====== Listed records ======

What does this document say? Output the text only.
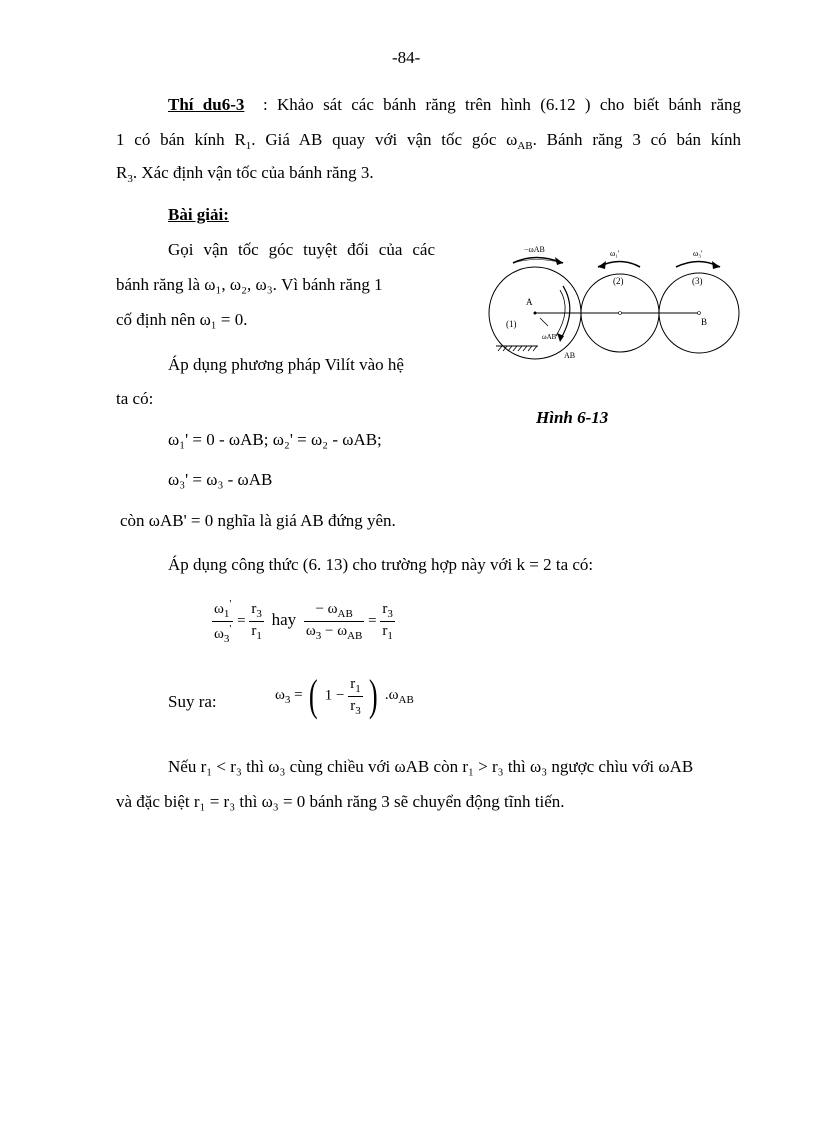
-84-
Thí du6-3 : Khảo sát các bánh răng trên hình (6.12 ) cho biết bánh răng
1 có bán kính $R_1$. Giá AB quay với vận tốc góc $\omega_{AB}$. Bánh răng 3 có bán kính
$R_3$. Xác định vận tốc của bánh răng 3.
Bài giải:
Gọi vận tốc góc tuyệt đối của các
bánh răng là ω₁, ω₂, ω₃. Vì bánh răng 1
cố định nên ω₁ = 0.
Áp dụng phương pháp Vilít vào hệ
ta có:
ω₁' = 0 - ωAB; ω₂' = ω₂ - ωAB;
ω₃' = ω₃ - ωAB
còn ωAB' = 0 nghĩa là giá AB đứng yên.
Áp dụng công thức (6. 13) cho trường hợp này với k = 2 ta có:
$\frac{\omega_1'}{\omega_3'} = \frac{r_3}{r_1}$ hay $\frac{- \omega_{AB}}{\omega_3 - \omega_{AB}} = \frac{r_3}{r_1}$
Suy ra:	$\omega_3$ = ( $1 - \frac{r_1}{r_3}$ ) $.\omega_{AB}$
Nếu r₁ < r₃ thì ω₃ cùng chiều với ωAB còn r₁ > r₃ thì ω₃ ngược chìu với ωAB
và đặc biệt r₁ = r₃ thì ω₃ = 0 bánh răng 3 sẽ chuyển động tĩnh tiến.
−ωAB	ω₁'	ω₃'
(2)	(3)
(1)
A
B
AB
ωAB
Hình 6-13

======

Goal :: Go back to the records above and write them out exactly, without the pictures.

Answer ::
What does this document say? Output the text only.
-84-
Thí du6-3 : Khảo sát các bánh răng trên hình (6.12 ) cho biết bánh răng
1 có bán kính $R_1$. Giá AB quay với vận tốc góc $\omega_{AB}$. Bánh răng 3 có bán kính
$R_3$. Xác định vận tốc của bánh răng 3.
Bài giải:
Gọi vận tốc góc tuyệt đối của các
bánh răng là ω₁, ω₂, ω₃. Vì bánh răng 1
cố định nên ω₁ = 0.
Áp dụng phương pháp Vilít vào hệ
ta có:
ω₁' = 0 - ωAB; ω₂' = ω₂ - ωAB;
ω₃' = ω₃ - ωAB
còn ωAB' = 0 nghĩa là giá AB đứng yên.
Áp dụng công thức (6. 13) cho trường hợp này với k = 2 ta có:
$\frac{\omega_1'}{\omega_3'} = \frac{r_3}{r_1}$ hay $\frac{- \omega_{AB}}{\omega_3 - \omega_{AB}} = \frac{r_3}{r_1}$
Suy ra:	$\omega_3$ = ( $1 - \frac{r_1}{r_3}$ ) $.\omega_{AB}$
Nếu r₁ < r₃ thì ω₃ cùng chiều với ωAB còn r₁ > r₃ thì ω₃ ngược chìu với ωAB
và đặc biệt r₁ = r₃ thì ω₃ = 0 bánh răng 3 sẽ chuyển động tĩnh tiến.
−ωAB	ω₁'	ω₃'
(2)	(3)
(1)
A
B
AB
ωAB
Hình 6-13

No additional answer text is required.